>> START

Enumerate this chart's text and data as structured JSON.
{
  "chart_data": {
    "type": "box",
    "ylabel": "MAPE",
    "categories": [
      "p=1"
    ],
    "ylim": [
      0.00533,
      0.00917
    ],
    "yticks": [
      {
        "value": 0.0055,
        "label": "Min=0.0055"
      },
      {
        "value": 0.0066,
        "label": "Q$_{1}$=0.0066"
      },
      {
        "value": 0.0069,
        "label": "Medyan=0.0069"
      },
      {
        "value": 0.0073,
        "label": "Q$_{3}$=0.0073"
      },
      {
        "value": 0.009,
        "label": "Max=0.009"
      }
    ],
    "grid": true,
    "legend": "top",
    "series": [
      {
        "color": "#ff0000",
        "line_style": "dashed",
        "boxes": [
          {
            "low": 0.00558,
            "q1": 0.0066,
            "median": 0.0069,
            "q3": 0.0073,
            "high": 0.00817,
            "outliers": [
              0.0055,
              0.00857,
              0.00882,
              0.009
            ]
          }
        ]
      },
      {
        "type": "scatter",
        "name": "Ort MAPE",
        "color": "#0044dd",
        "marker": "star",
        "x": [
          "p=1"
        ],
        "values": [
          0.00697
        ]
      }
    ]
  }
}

>> END

Repeat every entry exactly as written above.

TASK ANSWER:
Enumerate this chart's text and data as structured JSON.
{
  "chart_data": {
    "type": "box",
    "ylabel": "MAPE",
    "categories": [
      "p=1"
    ],
    "ylim": [
      0.00533,
      0.00917
    ],
    "yticks": [
      {
        "value": 0.0055,
        "label": "Min=0.0055"
      },
      {
        "value": 0.0066,
        "label": "Q$_{1}$=0.0066"
      },
      {
        "value": 0.0069,
        "label": "Medyan=0.0069"
      },
      {
        "value": 0.0073,
        "label": "Q$_{3}$=0.0073"
      },
      {
        "value": 0.009,
        "label": "Max=0.009"
      }
    ],
    "grid": true,
    "legend": "top",
    "series": [
      {
        "color": "#ff0000",
        "line_style": "dashed",
        "boxes": [
          {
            "low": 0.00558,
            "q1": 0.0066,
            "median": 0.0069,
            "q3": 0.0073,
            "high": 0.00817,
            "outliers": [
              0.0055,
              0.00857,
              0.00882,
              0.009
            ]
          }
        ]
      },
      {
        "type": "scatter",
        "name": "Ort MAPE",
        "color": "#0044dd",
        "marker": "star",
        "x": [
          "p=1"
        ],
        "values": [
          0.00697
        ]
      }
    ]
  }
}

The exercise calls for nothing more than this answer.